● **Directions for this task**:
Which lines include the word "thunder"? Copy each of them.

--- Items ---

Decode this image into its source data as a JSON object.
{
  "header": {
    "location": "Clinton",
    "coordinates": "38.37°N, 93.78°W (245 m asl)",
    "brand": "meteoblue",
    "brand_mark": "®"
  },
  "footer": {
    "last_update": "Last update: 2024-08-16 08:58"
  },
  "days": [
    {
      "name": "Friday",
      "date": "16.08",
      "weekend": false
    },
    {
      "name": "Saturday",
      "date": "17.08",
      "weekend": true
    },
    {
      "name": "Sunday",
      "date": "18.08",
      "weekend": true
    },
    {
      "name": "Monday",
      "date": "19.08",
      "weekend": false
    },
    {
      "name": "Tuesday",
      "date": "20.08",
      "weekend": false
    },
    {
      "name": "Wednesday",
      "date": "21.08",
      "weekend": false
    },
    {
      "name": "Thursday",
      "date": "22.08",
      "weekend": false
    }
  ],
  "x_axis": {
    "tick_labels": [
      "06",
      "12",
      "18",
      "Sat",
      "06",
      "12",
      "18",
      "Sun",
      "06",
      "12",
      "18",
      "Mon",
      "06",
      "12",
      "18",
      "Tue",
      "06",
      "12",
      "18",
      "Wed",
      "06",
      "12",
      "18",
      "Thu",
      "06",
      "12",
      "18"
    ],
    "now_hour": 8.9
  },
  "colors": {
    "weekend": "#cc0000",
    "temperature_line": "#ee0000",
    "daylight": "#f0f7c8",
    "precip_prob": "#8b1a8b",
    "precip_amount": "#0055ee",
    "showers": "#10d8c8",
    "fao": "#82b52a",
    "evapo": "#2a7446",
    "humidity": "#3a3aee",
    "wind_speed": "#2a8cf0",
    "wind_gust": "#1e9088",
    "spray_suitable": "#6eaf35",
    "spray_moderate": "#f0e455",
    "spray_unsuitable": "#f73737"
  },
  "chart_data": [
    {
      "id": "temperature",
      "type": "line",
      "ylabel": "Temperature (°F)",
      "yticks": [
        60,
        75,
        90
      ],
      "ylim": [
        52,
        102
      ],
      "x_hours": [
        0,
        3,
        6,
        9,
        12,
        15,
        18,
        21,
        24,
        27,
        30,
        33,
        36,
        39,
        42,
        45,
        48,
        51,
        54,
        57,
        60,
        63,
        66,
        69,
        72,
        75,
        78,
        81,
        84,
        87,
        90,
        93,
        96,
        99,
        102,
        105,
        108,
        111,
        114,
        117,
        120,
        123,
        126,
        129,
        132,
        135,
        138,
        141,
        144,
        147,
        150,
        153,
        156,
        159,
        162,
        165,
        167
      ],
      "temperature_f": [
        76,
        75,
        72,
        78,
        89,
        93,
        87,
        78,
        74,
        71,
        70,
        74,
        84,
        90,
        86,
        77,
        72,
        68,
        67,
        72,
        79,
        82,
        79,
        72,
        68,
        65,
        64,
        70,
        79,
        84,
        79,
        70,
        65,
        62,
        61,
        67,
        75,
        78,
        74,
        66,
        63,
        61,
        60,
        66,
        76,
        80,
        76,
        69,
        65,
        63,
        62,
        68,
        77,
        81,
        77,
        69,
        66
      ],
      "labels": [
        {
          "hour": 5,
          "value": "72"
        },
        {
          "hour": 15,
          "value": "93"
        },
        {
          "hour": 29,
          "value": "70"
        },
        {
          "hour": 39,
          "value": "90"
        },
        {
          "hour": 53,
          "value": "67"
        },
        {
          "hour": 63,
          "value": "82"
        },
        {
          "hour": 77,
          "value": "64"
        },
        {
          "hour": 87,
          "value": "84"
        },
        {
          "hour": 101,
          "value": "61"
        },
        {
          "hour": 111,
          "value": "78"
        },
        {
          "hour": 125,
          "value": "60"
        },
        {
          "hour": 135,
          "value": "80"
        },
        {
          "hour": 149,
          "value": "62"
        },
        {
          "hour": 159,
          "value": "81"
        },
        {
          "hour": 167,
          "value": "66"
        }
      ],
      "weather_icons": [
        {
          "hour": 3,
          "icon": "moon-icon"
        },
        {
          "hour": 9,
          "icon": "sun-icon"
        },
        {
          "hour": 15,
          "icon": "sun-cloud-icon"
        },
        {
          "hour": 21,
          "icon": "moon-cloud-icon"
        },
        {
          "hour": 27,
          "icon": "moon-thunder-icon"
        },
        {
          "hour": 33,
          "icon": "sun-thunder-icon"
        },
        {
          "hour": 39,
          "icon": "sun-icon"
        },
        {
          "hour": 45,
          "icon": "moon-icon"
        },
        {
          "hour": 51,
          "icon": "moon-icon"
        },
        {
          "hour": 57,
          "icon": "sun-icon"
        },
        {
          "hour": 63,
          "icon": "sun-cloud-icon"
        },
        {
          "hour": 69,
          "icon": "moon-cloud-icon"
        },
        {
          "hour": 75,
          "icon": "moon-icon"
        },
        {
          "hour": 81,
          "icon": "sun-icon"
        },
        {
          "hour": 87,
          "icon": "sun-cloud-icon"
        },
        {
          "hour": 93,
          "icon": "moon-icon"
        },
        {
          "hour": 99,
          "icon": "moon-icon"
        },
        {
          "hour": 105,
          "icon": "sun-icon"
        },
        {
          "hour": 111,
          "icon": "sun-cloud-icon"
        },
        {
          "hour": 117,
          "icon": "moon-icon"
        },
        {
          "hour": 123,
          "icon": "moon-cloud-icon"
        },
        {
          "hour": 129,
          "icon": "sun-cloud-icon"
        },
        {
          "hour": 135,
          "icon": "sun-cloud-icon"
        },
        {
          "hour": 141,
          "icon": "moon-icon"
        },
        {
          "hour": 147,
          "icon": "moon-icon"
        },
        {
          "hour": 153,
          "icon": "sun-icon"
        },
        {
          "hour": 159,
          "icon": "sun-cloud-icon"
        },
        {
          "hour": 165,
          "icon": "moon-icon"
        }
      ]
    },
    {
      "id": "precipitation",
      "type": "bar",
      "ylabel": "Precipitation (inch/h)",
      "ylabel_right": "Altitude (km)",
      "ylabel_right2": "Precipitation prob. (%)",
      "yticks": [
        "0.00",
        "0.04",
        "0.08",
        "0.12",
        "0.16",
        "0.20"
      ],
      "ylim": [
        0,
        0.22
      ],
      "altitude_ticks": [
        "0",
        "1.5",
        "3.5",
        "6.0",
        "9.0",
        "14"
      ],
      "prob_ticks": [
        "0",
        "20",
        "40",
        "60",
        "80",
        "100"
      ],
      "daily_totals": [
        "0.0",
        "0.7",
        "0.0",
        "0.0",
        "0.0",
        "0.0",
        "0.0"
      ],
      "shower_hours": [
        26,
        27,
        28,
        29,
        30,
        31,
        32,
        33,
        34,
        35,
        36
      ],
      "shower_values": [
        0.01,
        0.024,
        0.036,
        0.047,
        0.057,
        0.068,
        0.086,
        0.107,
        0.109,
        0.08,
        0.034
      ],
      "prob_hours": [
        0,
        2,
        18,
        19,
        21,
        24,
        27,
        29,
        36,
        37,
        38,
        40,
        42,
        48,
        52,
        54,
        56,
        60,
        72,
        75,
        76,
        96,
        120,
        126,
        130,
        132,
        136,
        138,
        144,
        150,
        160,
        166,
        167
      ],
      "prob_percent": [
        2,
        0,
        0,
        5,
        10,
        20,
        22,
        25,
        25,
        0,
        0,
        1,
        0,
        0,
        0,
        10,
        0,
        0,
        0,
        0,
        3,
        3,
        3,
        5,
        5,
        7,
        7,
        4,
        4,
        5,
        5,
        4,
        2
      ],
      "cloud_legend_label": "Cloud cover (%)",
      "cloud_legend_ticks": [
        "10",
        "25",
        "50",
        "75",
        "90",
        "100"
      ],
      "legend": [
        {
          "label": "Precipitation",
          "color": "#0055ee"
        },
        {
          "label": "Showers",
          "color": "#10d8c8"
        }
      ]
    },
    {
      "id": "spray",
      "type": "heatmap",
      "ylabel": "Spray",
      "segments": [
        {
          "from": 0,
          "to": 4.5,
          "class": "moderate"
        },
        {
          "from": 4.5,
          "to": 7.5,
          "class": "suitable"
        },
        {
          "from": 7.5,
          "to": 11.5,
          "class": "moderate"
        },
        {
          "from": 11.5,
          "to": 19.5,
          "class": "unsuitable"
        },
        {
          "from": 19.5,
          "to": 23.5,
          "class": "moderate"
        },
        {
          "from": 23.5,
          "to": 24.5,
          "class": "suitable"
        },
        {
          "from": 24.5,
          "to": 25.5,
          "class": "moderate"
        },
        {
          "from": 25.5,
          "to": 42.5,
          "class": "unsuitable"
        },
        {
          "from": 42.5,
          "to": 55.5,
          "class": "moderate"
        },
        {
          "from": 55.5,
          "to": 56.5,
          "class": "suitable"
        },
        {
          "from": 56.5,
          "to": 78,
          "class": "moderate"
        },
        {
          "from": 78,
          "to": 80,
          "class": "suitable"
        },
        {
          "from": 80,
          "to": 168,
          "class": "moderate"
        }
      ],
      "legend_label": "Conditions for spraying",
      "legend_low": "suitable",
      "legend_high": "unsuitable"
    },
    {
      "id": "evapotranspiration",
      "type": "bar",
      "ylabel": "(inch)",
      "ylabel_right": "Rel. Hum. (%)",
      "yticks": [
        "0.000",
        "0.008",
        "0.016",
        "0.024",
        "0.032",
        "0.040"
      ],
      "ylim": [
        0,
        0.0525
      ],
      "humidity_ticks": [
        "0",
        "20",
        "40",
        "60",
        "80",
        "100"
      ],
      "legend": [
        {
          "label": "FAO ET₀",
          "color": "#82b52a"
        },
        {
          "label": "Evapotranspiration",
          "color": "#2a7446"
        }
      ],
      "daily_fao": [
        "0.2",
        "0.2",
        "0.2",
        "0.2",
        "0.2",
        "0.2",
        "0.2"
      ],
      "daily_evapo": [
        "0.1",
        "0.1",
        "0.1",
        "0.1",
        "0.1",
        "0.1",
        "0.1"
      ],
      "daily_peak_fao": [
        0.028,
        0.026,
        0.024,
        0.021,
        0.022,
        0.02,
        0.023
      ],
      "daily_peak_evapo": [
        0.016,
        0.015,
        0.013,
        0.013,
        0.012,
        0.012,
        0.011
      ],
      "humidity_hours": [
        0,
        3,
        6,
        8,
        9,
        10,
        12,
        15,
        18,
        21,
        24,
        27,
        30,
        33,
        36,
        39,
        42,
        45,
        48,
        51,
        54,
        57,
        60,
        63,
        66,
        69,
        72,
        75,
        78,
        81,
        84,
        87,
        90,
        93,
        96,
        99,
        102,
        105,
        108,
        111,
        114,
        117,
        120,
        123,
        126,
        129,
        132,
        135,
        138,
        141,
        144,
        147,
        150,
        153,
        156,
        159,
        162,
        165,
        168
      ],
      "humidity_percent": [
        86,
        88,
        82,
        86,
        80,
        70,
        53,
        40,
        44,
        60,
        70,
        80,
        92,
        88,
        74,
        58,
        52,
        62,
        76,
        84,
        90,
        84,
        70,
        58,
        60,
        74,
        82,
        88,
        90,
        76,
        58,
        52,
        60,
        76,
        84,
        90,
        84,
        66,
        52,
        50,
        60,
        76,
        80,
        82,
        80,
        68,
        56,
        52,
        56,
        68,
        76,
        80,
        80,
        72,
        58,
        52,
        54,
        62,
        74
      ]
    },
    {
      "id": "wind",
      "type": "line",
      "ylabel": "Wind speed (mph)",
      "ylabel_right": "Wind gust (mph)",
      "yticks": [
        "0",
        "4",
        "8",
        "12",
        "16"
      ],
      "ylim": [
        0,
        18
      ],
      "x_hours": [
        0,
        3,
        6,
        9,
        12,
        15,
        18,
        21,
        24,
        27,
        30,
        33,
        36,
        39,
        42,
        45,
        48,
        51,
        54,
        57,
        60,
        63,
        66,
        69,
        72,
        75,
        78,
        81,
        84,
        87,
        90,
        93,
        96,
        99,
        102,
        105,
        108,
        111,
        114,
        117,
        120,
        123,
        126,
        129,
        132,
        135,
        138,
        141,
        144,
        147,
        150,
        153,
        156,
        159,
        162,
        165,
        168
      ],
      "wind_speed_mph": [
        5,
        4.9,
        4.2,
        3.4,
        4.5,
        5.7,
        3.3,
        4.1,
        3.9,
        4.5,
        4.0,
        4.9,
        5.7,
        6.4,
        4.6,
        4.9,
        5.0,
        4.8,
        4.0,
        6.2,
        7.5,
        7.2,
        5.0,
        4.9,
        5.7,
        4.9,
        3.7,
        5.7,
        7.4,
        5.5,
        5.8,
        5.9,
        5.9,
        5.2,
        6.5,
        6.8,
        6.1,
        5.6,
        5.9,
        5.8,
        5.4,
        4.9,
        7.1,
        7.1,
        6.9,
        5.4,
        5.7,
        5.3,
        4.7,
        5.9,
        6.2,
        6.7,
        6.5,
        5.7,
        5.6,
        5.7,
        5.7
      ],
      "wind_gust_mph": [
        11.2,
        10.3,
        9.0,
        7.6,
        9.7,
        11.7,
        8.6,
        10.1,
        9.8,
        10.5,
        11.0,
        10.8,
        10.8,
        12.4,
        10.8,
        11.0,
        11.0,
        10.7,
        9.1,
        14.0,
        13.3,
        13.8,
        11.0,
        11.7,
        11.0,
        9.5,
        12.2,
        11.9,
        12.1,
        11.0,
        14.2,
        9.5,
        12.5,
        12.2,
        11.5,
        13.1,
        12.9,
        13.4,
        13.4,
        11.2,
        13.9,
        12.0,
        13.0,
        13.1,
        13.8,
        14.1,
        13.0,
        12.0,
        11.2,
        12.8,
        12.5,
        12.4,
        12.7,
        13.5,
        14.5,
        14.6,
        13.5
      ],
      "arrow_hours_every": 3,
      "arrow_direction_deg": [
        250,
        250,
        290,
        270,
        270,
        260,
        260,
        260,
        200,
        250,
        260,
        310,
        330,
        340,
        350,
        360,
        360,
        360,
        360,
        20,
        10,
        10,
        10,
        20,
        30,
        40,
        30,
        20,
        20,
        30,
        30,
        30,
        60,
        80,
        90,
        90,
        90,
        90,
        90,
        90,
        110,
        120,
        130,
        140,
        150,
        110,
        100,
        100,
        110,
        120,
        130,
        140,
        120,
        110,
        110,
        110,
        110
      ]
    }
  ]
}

---

● **Response to the task**:
          "icon": "moon-thunder-icon"
          "icon": "sun-thunder-icon"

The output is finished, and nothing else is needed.